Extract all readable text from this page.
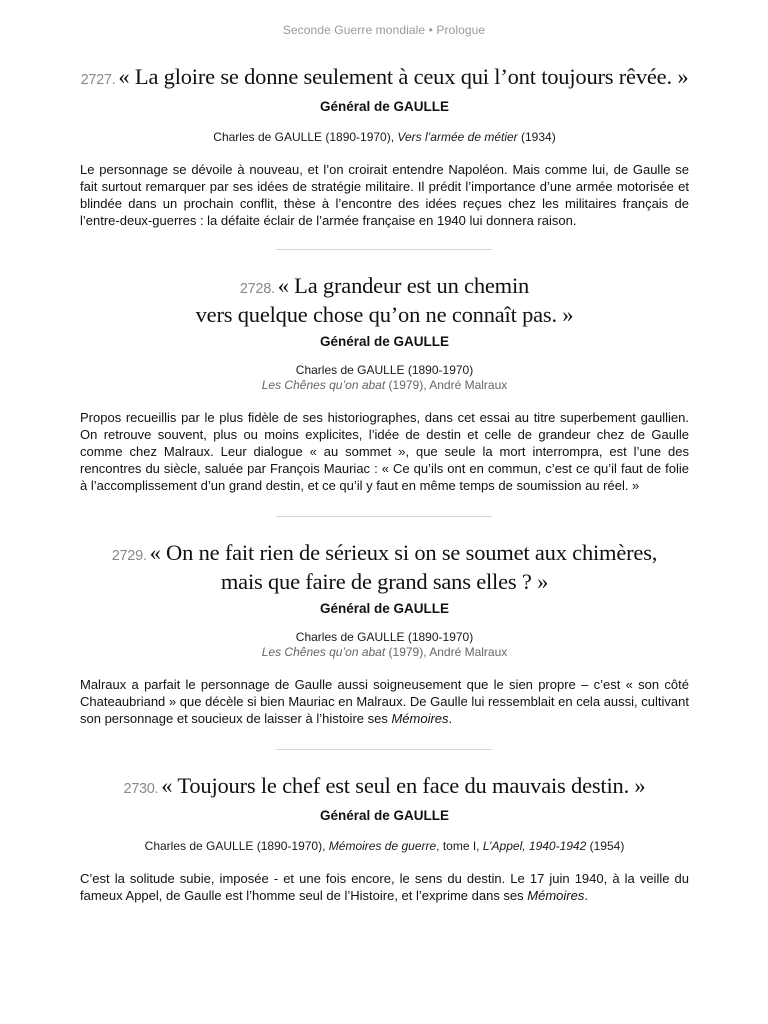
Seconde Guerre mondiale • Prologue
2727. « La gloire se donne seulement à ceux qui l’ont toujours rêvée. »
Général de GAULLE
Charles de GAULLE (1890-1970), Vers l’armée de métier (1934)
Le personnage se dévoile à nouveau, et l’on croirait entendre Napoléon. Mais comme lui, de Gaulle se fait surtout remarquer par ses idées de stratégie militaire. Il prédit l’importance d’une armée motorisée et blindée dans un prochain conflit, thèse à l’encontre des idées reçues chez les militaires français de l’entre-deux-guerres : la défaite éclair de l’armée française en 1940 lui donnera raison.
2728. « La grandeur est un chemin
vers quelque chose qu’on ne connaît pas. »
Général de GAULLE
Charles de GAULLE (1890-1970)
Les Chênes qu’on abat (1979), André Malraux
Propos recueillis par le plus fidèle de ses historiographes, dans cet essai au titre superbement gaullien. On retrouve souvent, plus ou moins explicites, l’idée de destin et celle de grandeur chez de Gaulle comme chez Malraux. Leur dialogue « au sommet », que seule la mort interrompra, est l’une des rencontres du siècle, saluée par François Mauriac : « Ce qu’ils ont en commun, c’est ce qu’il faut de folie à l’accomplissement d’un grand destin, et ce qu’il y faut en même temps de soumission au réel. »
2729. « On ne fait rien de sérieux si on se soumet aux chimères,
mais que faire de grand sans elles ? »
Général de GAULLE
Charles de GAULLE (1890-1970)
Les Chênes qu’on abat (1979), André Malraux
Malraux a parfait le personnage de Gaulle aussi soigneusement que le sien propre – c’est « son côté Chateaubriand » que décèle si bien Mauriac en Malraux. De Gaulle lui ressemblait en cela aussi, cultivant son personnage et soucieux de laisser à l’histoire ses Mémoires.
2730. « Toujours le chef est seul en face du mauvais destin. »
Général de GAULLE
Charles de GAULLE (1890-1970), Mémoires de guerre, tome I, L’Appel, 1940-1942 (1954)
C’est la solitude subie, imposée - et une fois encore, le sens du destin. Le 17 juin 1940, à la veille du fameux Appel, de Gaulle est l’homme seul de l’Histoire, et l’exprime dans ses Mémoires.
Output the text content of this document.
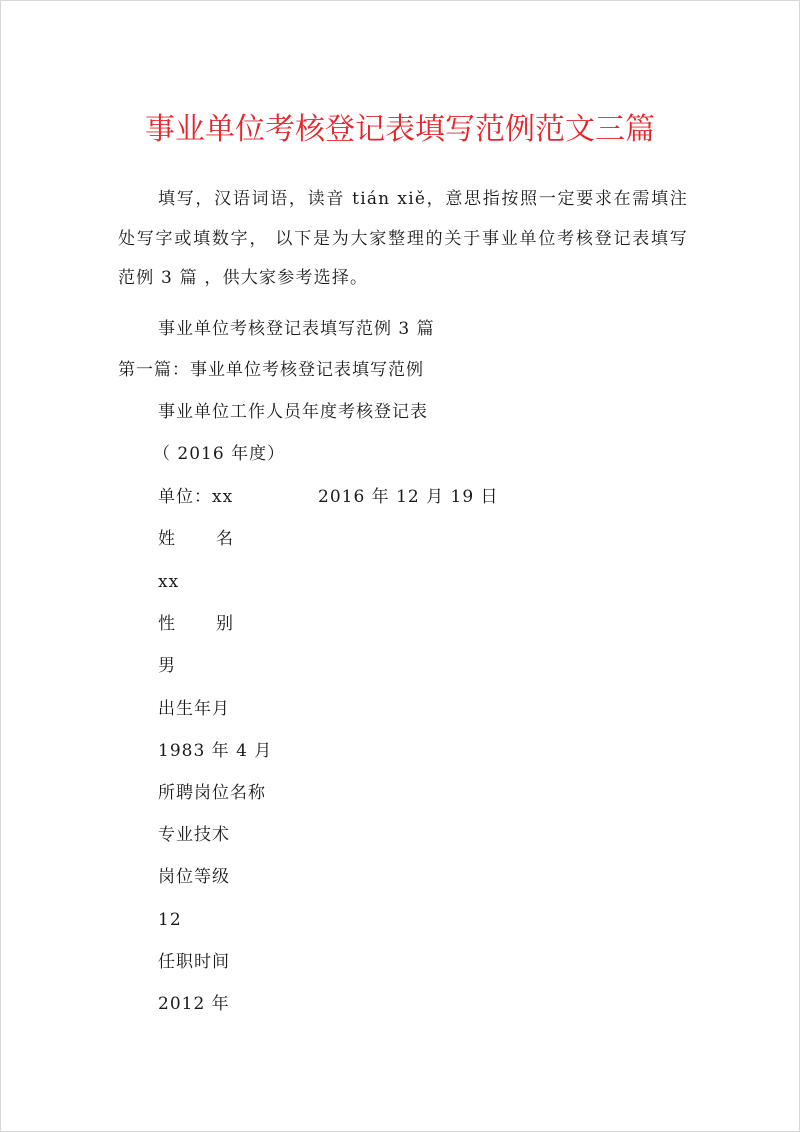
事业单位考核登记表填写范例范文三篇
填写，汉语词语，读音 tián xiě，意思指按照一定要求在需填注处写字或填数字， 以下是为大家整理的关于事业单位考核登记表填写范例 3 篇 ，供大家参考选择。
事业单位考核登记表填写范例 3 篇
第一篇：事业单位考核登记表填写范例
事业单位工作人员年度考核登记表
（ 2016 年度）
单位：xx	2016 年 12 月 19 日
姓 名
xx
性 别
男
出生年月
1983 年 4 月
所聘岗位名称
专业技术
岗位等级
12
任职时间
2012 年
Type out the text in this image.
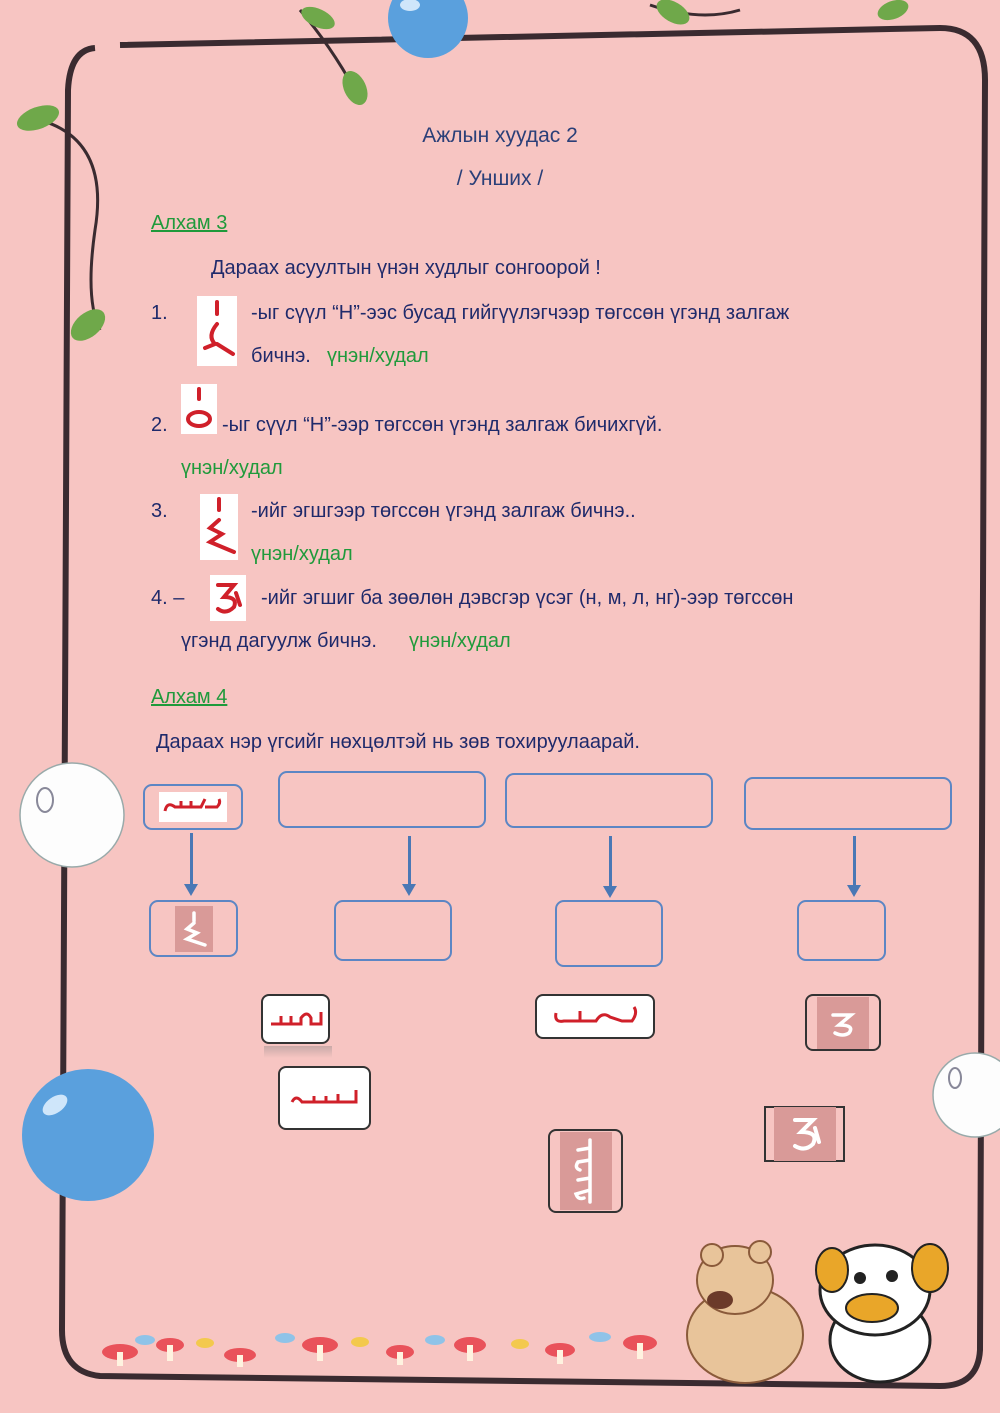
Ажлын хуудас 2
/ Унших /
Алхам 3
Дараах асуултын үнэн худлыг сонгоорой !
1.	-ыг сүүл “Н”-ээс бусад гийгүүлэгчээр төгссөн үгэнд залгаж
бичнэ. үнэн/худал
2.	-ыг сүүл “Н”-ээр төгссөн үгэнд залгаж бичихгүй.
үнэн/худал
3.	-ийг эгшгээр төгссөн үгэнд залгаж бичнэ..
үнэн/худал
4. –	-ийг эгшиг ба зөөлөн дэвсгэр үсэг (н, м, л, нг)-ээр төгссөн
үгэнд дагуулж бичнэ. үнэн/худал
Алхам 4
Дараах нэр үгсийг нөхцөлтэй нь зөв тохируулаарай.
---
▸ THE EXERCISE: Take every line from the data above that holds "text" and copy it out.

▸ RESPONSE FOR THIS EXERCISE:
Extract all readable text from this page.
Output the text content of this document.
Type out the text in this image.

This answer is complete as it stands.